(begin)

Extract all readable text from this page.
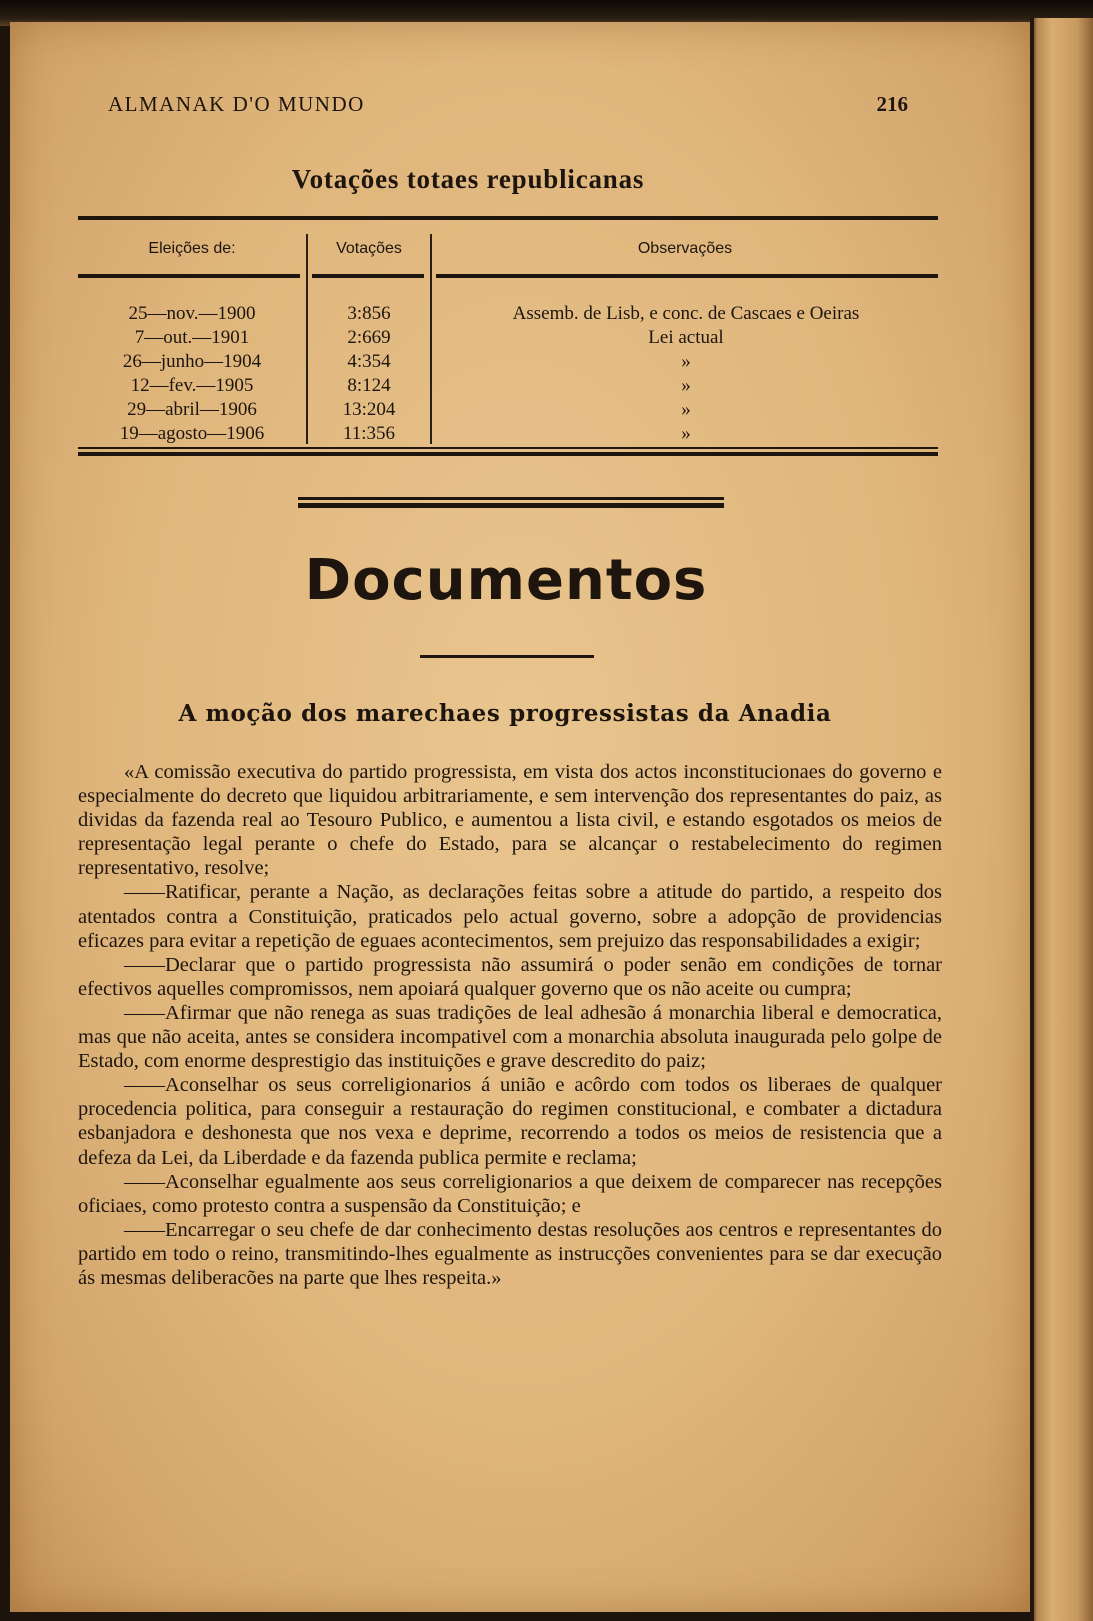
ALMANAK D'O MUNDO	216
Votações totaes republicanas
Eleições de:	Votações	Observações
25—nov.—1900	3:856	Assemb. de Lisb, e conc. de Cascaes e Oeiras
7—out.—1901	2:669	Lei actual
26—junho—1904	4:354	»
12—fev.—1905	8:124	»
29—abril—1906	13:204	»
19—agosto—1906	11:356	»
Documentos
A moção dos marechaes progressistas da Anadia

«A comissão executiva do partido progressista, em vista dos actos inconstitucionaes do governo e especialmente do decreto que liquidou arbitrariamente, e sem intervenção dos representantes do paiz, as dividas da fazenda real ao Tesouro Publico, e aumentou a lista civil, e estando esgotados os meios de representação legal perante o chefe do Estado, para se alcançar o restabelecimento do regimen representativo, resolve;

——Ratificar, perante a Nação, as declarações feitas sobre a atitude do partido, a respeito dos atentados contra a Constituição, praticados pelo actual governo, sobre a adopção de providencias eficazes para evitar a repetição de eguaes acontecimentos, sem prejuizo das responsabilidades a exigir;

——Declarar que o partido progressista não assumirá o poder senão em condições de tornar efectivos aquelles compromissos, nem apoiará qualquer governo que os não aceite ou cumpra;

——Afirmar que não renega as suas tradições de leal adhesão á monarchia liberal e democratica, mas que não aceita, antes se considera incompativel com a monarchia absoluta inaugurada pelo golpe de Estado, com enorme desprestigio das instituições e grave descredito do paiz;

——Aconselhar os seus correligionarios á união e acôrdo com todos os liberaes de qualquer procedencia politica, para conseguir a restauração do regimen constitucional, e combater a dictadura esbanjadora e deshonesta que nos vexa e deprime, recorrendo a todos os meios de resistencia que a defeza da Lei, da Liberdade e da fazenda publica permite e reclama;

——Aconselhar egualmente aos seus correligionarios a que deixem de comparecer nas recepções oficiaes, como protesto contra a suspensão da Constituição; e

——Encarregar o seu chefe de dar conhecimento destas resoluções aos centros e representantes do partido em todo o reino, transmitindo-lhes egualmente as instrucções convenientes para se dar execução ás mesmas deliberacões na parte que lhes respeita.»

(end)

## Problem statement
Filter the records for lines holding the string "pelo". Copy each one.

## Reply to the exercise
——Ratificar, perante a Nação, as declarações feitas sobre a atitude do partido, a respeito dos atentados contra a Constituição, praticados pelo actual governo, sobre a adopção de providencias eficazes para evitar a repetição de eguaes acontecimentos, sem prejuizo das responsabilidades a exigir;
——Afirmar que não renega as suas tradições de leal adhesão á monarchia liberal e democratica, mas que não aceita, antes se considera incompativel com a monarchia absoluta inaugurada pelo golpe de Estado, com enorme desprestigio das instituições e grave descredito do paiz;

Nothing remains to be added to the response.